** Written instruction **
Leave the pictures out and copy exactly the lines from the line containing "Convert this chart to structured JSON data." to the line containing "Transcribe this image's", both lines included.

[Records from a collection of figures]
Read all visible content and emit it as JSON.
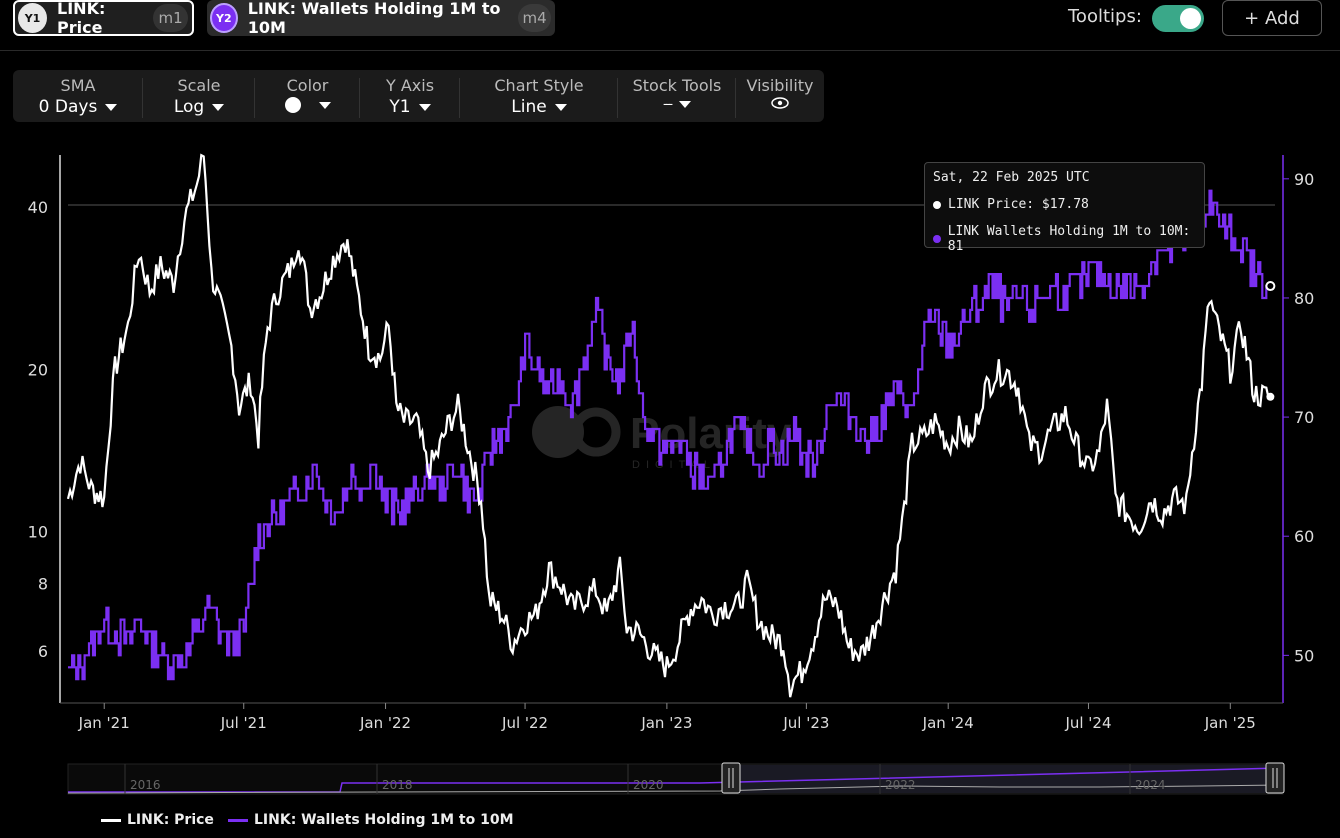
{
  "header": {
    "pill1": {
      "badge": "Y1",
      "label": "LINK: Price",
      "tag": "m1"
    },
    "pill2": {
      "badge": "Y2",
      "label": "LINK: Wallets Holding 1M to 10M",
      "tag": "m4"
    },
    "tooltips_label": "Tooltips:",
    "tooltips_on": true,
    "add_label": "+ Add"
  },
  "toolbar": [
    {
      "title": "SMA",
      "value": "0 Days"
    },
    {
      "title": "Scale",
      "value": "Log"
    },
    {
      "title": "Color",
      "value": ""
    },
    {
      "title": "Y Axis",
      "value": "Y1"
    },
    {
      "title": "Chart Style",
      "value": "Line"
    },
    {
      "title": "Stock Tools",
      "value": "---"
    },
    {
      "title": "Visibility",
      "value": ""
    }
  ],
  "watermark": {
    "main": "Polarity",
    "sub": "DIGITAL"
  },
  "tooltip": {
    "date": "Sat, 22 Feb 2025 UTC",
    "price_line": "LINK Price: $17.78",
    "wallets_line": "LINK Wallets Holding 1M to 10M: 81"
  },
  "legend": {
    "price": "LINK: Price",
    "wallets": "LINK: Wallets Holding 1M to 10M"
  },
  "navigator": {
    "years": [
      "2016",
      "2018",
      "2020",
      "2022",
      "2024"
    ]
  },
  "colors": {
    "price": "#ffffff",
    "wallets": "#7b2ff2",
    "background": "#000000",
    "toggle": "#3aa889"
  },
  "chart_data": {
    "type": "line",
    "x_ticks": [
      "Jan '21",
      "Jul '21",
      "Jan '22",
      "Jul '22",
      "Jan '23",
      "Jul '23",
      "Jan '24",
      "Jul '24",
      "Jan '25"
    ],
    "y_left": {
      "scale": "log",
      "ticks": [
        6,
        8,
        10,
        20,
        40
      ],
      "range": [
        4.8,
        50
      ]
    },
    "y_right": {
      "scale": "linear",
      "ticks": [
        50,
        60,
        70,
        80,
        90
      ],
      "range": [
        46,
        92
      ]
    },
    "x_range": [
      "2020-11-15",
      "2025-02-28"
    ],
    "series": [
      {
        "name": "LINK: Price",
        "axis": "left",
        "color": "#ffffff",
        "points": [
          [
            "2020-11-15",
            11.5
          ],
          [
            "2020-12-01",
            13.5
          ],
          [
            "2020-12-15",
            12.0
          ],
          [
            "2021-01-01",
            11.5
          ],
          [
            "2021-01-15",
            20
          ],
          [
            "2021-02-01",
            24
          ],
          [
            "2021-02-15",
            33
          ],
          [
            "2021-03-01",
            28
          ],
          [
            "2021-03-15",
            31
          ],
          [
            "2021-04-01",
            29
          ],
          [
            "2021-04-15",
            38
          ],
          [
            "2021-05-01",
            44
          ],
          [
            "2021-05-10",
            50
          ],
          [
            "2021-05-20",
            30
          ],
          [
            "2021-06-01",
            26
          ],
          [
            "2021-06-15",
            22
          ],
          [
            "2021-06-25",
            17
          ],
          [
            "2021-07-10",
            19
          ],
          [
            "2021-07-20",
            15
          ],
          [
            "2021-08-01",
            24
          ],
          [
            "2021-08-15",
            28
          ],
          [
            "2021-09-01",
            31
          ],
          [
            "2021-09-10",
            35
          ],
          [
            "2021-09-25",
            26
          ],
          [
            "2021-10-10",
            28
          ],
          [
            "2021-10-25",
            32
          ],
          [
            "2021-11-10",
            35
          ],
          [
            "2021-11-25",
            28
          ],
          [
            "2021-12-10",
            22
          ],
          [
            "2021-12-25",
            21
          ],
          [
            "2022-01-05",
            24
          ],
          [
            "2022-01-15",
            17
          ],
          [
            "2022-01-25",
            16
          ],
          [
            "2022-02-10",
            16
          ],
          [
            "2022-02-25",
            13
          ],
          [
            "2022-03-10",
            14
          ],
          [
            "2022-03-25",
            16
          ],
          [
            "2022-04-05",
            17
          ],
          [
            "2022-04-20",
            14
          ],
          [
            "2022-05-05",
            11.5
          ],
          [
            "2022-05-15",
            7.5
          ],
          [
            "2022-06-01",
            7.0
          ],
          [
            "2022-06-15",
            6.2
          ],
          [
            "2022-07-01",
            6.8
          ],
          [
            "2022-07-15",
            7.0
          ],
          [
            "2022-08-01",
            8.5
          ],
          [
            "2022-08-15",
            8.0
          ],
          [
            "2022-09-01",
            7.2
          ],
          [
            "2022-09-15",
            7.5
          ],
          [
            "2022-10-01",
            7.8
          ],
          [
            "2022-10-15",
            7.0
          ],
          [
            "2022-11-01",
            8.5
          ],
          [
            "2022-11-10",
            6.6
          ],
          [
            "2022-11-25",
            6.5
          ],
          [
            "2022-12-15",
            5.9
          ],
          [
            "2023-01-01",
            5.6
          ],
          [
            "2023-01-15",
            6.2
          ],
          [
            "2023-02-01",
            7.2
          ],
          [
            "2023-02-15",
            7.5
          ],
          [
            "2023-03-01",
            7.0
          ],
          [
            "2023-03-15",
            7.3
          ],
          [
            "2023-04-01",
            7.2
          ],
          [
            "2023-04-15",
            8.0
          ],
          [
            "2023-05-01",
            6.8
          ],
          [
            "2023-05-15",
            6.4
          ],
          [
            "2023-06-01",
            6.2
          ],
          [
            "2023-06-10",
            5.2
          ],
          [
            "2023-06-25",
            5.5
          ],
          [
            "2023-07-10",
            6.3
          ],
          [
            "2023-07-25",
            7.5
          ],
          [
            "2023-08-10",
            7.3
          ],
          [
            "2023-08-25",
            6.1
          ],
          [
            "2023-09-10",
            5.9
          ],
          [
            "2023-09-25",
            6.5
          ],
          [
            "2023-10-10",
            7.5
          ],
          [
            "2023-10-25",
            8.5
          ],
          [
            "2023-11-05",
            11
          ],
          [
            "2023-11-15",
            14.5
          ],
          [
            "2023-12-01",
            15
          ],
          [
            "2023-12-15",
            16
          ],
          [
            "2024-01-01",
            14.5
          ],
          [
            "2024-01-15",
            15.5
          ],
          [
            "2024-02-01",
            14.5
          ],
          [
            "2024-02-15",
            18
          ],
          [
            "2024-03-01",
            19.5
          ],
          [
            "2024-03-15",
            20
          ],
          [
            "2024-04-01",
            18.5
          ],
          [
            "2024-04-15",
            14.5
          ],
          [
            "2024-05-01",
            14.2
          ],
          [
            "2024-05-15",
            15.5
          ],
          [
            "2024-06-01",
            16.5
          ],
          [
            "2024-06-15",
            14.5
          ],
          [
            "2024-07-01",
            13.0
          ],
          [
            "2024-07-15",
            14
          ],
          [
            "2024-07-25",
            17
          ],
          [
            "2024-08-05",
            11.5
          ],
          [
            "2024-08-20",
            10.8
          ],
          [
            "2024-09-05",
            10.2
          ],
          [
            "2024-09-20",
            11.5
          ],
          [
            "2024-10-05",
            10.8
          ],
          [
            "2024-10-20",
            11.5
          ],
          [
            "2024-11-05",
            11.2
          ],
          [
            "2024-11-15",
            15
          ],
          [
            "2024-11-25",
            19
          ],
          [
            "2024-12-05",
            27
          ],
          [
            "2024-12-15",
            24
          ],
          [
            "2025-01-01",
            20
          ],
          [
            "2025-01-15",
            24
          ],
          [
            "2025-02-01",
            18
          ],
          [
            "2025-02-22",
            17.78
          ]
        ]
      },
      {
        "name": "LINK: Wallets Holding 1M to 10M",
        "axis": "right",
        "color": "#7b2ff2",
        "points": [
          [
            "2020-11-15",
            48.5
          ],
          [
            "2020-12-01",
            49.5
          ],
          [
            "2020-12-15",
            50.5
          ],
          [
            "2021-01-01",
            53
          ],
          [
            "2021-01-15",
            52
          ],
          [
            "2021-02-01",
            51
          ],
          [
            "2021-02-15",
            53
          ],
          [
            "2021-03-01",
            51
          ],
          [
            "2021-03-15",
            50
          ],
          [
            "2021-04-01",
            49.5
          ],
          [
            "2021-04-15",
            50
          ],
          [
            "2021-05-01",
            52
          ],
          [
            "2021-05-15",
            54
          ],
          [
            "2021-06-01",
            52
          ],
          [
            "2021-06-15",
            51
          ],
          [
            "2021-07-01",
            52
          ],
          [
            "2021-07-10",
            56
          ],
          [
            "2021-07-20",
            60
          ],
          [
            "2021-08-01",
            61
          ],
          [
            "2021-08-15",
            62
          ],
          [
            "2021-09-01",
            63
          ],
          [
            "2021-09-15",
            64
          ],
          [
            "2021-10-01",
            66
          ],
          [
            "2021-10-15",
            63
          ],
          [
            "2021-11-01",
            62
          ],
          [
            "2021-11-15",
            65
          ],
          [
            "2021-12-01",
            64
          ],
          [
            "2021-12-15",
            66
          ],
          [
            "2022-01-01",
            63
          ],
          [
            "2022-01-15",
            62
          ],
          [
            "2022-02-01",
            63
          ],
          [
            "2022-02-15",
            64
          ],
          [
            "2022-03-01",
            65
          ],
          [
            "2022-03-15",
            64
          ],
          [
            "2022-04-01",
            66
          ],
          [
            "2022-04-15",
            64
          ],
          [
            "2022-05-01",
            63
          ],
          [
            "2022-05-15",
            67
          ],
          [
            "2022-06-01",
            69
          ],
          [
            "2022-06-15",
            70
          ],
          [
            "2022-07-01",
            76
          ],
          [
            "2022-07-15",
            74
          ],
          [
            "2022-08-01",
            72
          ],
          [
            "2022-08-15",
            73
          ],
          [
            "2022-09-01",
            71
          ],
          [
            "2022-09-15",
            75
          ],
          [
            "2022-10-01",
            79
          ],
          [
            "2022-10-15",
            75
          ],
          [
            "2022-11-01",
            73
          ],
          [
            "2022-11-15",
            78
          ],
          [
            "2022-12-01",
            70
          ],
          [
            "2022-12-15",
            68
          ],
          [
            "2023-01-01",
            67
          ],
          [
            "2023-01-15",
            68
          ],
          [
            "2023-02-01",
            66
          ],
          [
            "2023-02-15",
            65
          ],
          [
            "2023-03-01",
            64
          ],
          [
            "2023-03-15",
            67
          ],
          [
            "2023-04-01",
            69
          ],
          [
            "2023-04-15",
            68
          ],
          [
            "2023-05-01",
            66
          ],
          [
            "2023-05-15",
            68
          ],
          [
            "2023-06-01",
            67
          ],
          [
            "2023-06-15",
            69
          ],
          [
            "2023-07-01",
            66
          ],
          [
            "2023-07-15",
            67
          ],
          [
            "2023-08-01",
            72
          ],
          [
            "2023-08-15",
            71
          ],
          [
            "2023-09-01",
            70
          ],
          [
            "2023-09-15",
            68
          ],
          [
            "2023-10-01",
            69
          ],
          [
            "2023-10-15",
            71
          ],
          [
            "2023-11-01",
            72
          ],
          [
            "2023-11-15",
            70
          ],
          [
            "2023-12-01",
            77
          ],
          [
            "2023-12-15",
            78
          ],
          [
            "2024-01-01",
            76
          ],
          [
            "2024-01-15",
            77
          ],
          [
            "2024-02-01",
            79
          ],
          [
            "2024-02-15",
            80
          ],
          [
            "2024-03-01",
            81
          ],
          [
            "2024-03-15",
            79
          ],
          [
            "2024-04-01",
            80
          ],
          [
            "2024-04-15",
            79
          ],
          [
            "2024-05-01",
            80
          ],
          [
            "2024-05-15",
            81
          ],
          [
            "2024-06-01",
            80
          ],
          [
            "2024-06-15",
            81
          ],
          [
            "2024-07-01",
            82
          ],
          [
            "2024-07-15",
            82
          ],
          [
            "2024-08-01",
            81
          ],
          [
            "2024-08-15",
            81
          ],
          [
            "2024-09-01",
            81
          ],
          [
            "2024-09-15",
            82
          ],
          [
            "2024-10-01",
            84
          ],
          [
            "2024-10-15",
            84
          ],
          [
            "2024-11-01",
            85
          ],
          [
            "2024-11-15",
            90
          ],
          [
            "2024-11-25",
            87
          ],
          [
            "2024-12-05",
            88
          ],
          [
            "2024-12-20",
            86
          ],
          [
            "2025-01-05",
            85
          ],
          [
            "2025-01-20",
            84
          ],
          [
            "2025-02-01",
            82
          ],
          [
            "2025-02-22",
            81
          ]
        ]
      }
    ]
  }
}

---

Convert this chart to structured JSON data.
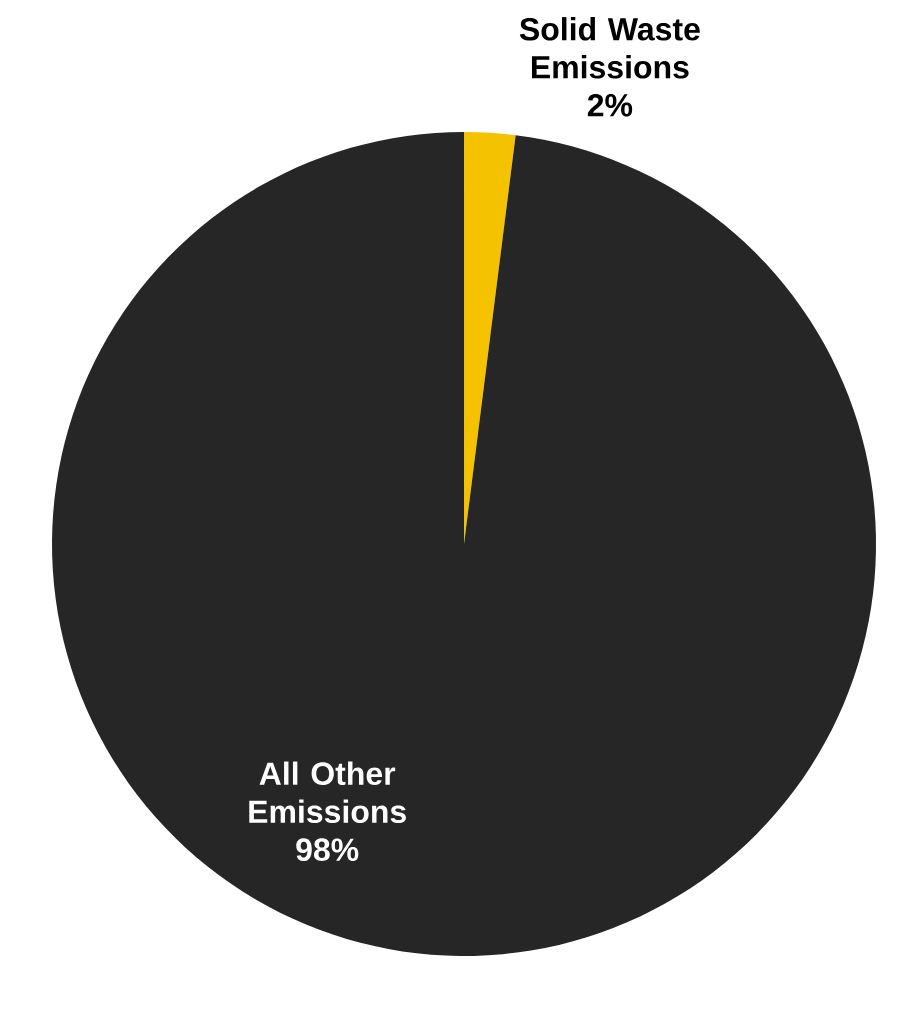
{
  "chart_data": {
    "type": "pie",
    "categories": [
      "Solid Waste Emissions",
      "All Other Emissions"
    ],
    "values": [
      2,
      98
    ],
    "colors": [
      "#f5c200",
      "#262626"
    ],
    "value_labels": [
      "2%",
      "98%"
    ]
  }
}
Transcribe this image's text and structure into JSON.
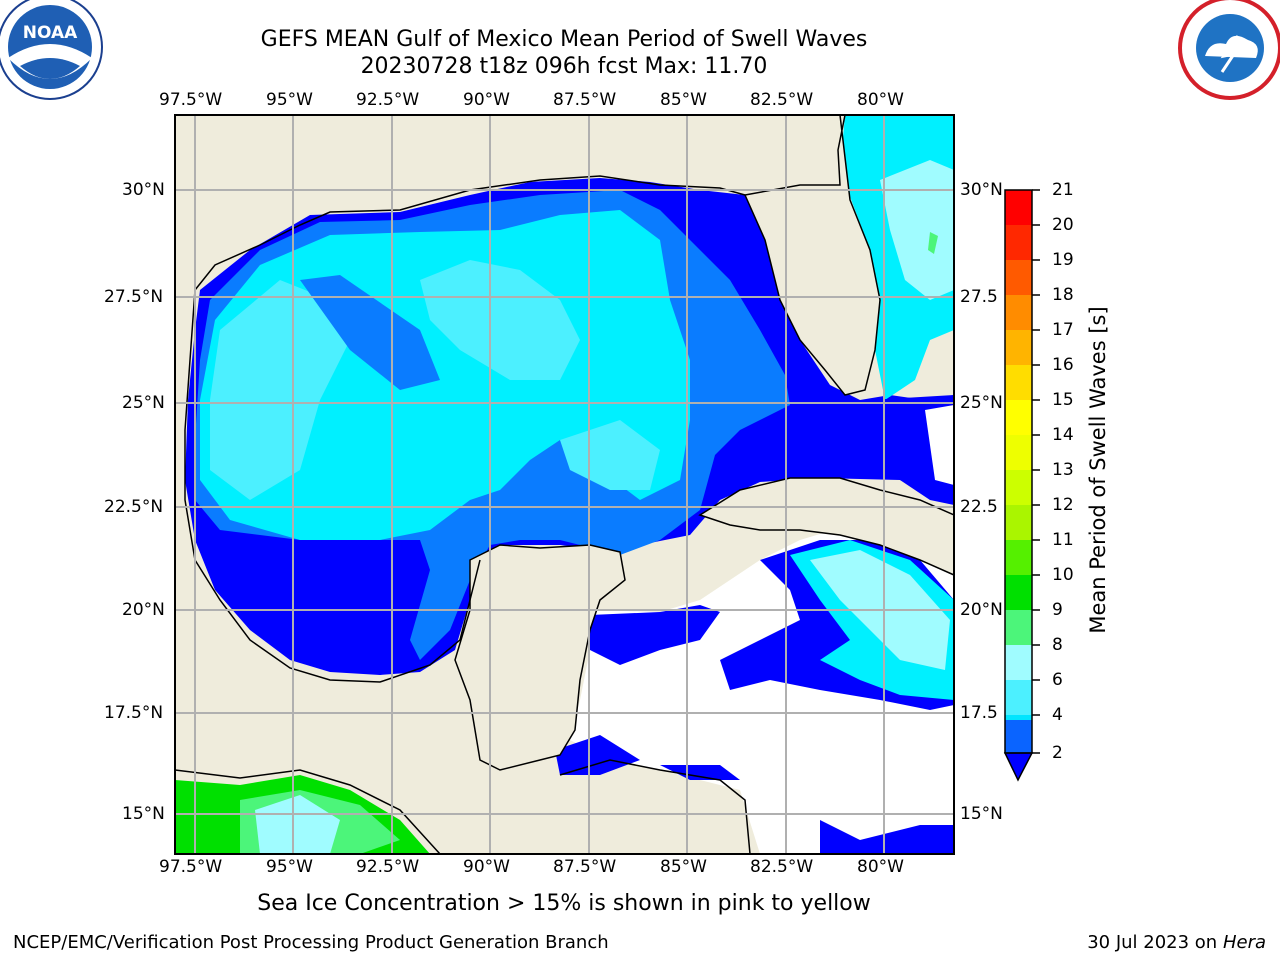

** Exercise result **
Convert this chart to structured JSON data.
{
  "chart_data": {
    "type": "pie",
    "categories": [
      "Solid Waste Emissions",
      "All Other Emissions"
    ],
    "values": [
      2,
      98
    ],
    "colors": [
      "#f5c200",
      "#262626"
    ],
    "value_labels": [
      "2%",
      "98%"
    ]
  }
}
Transcribe this image's text and structure into JSON.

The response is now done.